[Start of DATA TO PROCESS]

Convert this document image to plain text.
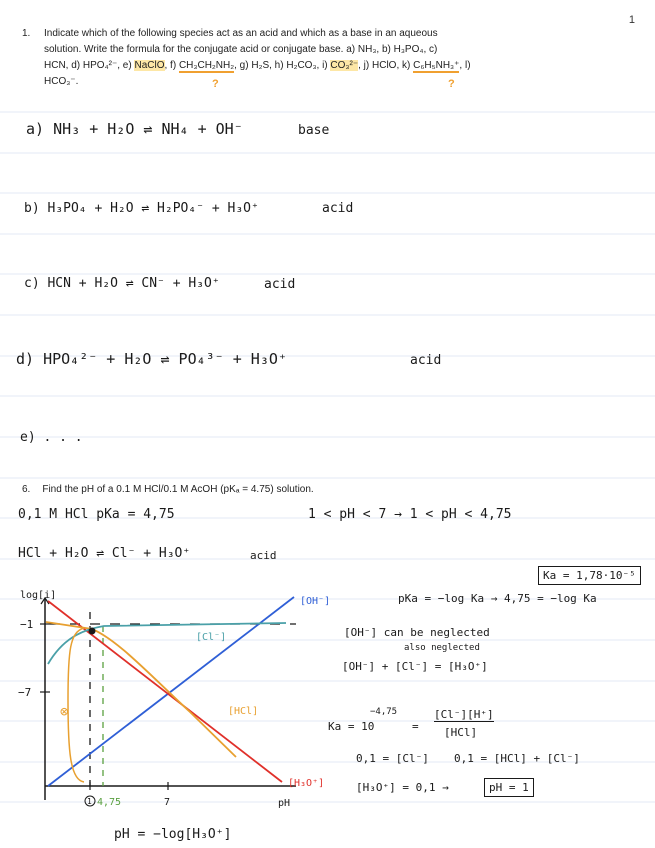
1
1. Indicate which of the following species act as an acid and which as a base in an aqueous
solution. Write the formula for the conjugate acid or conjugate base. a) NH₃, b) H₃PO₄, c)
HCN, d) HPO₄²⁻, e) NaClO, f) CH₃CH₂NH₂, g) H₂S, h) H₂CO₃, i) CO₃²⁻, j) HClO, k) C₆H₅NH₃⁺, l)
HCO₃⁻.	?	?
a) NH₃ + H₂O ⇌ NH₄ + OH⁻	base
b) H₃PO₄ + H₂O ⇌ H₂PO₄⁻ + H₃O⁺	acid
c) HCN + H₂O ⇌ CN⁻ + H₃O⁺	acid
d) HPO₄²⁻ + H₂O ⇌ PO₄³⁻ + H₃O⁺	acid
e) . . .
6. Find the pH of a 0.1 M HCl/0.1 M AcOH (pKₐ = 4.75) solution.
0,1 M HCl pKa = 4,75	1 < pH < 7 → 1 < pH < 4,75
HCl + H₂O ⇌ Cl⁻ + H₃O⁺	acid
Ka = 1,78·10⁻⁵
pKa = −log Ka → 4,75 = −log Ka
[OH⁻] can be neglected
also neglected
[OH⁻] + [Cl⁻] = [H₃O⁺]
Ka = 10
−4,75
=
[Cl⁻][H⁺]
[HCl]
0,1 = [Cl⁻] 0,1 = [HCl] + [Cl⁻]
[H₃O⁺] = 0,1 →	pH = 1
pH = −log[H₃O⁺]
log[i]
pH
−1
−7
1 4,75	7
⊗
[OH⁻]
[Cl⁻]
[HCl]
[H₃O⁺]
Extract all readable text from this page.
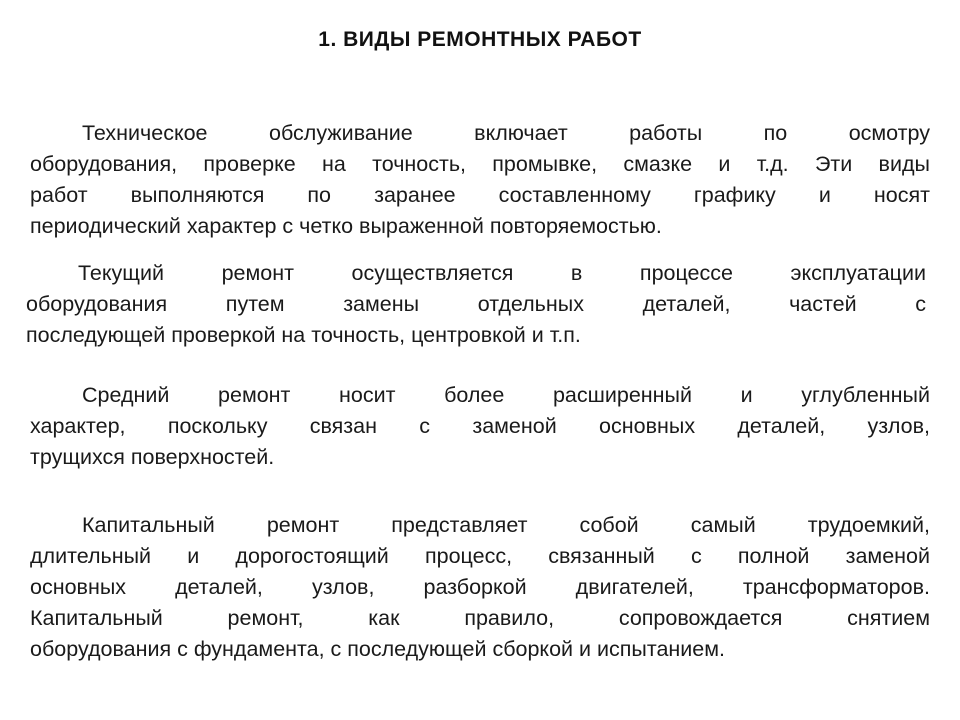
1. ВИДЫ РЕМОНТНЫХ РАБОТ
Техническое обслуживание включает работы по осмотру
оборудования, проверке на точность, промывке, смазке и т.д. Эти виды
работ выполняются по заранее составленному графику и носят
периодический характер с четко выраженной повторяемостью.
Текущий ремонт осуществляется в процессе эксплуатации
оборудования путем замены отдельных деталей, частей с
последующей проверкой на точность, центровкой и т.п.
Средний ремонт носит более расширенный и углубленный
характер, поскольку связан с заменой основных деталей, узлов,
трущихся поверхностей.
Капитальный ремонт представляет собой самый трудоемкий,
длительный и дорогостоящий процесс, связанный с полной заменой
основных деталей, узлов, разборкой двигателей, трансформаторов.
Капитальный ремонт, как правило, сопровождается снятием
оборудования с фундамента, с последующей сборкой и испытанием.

[End of DATA TO PROCESS]
[Start of DATA TO PROCESS]

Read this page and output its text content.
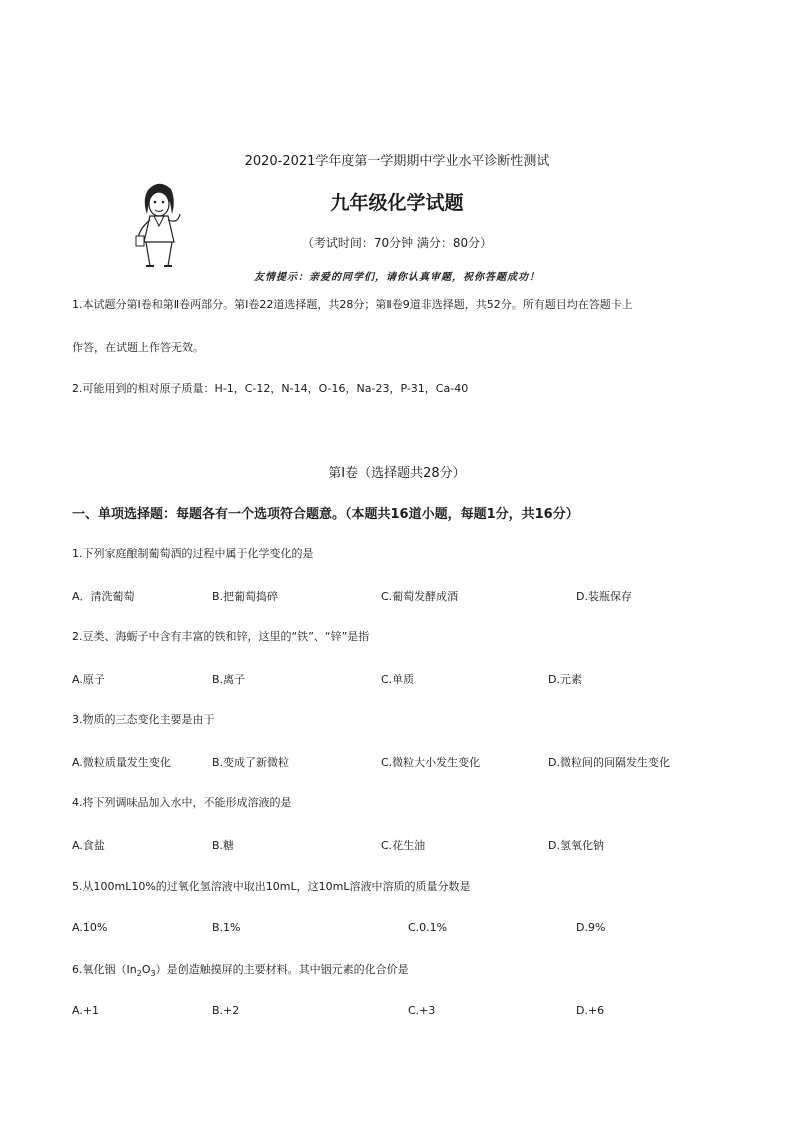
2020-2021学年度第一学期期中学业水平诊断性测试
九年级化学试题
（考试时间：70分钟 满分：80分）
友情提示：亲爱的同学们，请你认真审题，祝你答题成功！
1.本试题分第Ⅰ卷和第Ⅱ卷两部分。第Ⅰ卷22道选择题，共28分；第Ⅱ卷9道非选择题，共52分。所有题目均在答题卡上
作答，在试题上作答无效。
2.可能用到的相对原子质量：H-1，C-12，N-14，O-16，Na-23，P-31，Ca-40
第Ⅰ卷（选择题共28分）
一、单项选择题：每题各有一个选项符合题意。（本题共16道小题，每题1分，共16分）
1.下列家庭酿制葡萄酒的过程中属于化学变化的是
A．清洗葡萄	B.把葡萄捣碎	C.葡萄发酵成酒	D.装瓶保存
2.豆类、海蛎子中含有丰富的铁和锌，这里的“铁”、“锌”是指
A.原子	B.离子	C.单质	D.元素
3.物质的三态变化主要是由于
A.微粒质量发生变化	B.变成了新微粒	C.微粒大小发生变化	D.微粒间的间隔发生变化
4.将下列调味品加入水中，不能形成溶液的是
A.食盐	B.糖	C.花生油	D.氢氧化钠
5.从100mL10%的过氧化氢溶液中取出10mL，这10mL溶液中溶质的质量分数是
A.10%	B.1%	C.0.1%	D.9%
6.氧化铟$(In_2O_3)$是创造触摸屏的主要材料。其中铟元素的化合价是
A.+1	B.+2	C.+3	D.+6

[End of DATA TO PROCESS]

WHAT YOU NEED TO DO
Every line holding "HPO₄²" should be copied out.

RESPONSE TO THIS EXERCISE
HCN, d) HPO₄²⁻, e) NaClO, f) CH₃CH₂NH₂, g) H₂S, h) H₂CO₃, i) CO₃²⁻, j) HClO, k) C₆H₅NH₃⁺, l)
d) HPO₄²⁻ + H₂O ⇌ PO₄³⁻ + H₃O⁺	acid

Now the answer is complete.